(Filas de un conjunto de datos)
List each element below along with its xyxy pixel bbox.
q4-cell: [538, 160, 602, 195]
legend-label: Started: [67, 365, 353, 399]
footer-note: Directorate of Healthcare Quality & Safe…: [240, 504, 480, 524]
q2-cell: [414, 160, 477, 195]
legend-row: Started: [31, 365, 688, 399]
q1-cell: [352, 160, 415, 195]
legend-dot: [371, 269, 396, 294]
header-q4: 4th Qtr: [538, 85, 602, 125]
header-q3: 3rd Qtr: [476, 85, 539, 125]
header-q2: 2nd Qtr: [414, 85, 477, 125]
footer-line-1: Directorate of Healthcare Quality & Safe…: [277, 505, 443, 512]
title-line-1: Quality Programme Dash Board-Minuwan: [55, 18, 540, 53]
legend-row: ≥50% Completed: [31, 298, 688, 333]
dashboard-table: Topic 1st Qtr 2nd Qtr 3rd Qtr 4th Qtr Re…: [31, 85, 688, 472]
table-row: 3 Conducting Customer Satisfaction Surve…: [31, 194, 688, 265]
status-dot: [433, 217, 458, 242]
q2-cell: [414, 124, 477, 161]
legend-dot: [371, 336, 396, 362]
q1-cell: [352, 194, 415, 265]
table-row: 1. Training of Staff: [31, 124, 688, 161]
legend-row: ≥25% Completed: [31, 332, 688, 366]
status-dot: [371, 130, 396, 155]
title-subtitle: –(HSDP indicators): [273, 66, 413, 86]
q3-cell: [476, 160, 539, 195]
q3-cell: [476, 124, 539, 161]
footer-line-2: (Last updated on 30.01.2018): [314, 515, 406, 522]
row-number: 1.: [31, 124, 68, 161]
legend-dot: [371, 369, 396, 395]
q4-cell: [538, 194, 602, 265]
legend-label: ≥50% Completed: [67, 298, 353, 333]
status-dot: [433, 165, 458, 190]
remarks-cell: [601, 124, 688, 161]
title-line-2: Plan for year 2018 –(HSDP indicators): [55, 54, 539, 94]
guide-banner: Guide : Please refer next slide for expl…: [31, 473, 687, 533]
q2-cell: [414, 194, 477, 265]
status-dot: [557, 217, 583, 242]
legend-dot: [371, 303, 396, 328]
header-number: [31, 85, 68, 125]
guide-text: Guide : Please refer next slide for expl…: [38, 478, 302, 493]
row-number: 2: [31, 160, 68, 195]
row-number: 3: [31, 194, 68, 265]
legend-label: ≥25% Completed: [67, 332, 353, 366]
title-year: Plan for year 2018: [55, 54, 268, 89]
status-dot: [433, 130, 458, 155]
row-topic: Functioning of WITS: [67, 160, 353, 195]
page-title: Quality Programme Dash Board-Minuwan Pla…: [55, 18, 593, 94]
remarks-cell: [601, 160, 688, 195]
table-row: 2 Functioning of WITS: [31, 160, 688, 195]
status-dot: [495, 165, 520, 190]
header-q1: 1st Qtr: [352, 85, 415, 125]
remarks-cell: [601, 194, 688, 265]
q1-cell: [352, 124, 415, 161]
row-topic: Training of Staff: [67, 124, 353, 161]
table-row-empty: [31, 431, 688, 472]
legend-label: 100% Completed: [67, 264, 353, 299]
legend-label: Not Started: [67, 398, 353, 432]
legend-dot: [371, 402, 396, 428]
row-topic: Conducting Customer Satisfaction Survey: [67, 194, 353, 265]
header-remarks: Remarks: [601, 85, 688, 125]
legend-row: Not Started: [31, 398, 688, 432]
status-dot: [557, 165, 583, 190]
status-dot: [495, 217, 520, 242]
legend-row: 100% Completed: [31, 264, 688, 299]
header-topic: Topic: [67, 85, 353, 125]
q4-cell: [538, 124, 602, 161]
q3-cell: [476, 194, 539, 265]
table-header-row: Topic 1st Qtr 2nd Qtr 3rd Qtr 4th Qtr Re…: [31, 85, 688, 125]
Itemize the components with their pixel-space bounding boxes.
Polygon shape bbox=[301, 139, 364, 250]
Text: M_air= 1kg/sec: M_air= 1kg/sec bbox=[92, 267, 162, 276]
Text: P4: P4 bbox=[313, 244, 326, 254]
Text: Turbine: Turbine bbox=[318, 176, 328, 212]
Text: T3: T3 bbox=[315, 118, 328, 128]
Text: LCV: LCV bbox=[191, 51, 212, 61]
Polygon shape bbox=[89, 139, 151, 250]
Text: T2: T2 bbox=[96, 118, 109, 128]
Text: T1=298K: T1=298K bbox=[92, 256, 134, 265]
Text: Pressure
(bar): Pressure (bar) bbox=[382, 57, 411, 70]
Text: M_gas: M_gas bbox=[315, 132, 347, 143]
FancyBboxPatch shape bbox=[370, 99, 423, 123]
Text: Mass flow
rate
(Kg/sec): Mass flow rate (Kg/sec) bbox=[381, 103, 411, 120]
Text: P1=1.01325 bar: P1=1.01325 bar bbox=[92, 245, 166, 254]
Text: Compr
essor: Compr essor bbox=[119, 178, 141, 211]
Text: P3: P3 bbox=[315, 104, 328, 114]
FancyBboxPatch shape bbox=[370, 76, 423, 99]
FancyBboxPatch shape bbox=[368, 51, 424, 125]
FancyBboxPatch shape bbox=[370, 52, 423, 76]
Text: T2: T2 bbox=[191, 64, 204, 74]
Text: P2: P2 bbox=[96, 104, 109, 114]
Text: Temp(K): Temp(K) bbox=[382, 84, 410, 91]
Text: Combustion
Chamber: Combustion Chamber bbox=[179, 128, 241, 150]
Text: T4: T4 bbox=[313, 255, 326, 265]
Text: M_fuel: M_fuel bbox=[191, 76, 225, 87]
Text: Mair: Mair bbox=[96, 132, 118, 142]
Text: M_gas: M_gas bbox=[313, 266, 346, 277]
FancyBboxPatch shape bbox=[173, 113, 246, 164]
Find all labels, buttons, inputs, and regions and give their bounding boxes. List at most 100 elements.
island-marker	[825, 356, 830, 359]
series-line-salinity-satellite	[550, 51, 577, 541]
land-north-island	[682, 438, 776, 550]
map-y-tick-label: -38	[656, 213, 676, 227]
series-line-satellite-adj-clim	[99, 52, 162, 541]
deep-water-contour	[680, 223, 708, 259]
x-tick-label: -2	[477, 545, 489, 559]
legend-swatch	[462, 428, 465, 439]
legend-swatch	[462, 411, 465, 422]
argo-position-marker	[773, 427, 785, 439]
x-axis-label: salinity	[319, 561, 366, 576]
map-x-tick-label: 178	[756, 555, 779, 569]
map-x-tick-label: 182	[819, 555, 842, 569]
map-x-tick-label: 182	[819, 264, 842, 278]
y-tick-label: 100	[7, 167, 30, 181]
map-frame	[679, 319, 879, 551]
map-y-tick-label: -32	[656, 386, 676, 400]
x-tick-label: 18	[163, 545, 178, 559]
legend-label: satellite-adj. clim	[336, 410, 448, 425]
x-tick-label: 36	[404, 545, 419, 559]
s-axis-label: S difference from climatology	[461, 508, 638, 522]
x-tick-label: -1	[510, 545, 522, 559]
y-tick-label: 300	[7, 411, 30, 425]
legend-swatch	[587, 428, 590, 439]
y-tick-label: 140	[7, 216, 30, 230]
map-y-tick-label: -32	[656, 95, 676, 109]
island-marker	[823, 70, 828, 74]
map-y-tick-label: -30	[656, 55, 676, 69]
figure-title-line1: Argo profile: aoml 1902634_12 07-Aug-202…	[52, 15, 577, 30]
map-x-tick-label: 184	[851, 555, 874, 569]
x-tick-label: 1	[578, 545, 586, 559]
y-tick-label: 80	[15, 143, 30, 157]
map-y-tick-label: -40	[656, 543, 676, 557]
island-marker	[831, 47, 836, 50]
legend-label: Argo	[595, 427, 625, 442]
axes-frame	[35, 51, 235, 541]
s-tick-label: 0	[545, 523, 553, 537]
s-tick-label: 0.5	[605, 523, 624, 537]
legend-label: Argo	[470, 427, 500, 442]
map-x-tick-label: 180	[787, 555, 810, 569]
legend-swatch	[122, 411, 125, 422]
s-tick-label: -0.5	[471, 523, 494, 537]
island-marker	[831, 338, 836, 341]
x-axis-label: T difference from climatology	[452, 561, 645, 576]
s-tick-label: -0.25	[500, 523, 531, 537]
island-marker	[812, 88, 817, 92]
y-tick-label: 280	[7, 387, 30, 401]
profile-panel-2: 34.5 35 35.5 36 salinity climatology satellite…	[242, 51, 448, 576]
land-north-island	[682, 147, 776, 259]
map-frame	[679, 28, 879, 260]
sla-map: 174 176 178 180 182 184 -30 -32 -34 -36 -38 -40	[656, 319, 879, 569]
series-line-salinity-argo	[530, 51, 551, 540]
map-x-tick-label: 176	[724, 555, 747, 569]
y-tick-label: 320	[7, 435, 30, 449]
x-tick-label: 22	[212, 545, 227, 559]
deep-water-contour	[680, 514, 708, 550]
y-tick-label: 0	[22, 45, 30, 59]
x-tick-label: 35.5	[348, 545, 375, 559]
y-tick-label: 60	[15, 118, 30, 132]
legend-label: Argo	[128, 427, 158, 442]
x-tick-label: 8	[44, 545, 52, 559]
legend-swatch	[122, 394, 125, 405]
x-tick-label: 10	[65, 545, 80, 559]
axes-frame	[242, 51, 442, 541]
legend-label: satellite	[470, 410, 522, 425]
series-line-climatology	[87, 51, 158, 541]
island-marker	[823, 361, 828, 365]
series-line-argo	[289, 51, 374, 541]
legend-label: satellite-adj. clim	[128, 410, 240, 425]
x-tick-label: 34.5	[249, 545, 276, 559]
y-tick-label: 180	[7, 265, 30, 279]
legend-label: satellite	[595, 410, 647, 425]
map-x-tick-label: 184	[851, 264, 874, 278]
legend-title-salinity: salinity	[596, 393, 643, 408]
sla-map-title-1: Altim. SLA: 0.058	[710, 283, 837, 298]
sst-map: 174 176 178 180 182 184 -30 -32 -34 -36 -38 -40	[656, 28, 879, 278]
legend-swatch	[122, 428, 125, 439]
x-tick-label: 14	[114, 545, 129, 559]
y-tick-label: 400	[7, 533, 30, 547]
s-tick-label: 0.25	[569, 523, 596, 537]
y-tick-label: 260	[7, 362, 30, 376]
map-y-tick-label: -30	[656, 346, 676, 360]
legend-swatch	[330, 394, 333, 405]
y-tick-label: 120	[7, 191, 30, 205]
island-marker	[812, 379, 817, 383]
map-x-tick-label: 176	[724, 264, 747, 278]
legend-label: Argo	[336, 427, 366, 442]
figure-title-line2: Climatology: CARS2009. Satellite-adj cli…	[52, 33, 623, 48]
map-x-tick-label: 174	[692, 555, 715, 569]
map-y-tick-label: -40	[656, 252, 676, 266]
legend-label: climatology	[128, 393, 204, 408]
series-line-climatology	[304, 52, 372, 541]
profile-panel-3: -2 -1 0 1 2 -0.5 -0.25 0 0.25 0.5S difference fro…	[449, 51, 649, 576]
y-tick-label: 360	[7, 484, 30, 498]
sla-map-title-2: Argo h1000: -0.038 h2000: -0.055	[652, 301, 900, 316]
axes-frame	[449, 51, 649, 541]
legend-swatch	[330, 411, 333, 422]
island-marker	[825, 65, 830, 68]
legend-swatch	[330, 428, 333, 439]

Consigna: Transcribe sin ningún cambio las líneas de los registros, comenzando por la primera y llegando hasta la línea que contiene "row-number: 1.: [31, 124, 68, 161]", ambas incluidas.

Respuesta:
List each element below along with its xyxy pixel bbox.
q4-cell: [538, 160, 602, 195]
legend-label: Started: [67, 365, 353, 399]
footer-note: Directorate of Healthcare Quality & Safe…: [240, 504, 480, 524]
q2-cell: [414, 160, 477, 195]
legend-row: Started: [31, 365, 688, 399]
q1-cell: [352, 160, 415, 195]
legend-dot: [371, 269, 396, 294]
header-q4: 4th Qtr: [538, 85, 602, 125]
header-q3: 3rd Qtr: [476, 85, 539, 125]
header-q2: 2nd Qtr: [414, 85, 477, 125]
footer-line-1: Directorate of Healthcare Quality & Safe…: [277, 505, 443, 512]
title-line-1: Quality Programme Dash Board-Minuwan: [55, 18, 540, 53]
legend-row: ≥50% Completed: [31, 298, 688, 333]
dashboard-table: Topic 1st Qtr 2nd Qtr 3rd Qtr 4th Qtr Re…: [31, 85, 688, 472]
table-row: 3 Conducting Customer Satisfaction Surve…: [31, 194, 688, 265]
status-dot: [433, 217, 458, 242]
q2-cell: [414, 124, 477, 161]
legend-dot: [371, 336, 396, 362]
q1-cell: [352, 194, 415, 265]
table-row: 1. Training of Staff: [31, 124, 688, 161]
legend-row: ≥25% Completed: [31, 332, 688, 366]
status-dot: [371, 130, 396, 155]
title-subtitle: –(HSDP indicators): [273, 66, 413, 86]
q3-cell: [476, 160, 539, 195]
q3-cell: [476, 124, 539, 161]
footer-line-2: (Last updated on 30.01.2018): [314, 515, 406, 522]
row-number: 1.: [31, 124, 68, 161]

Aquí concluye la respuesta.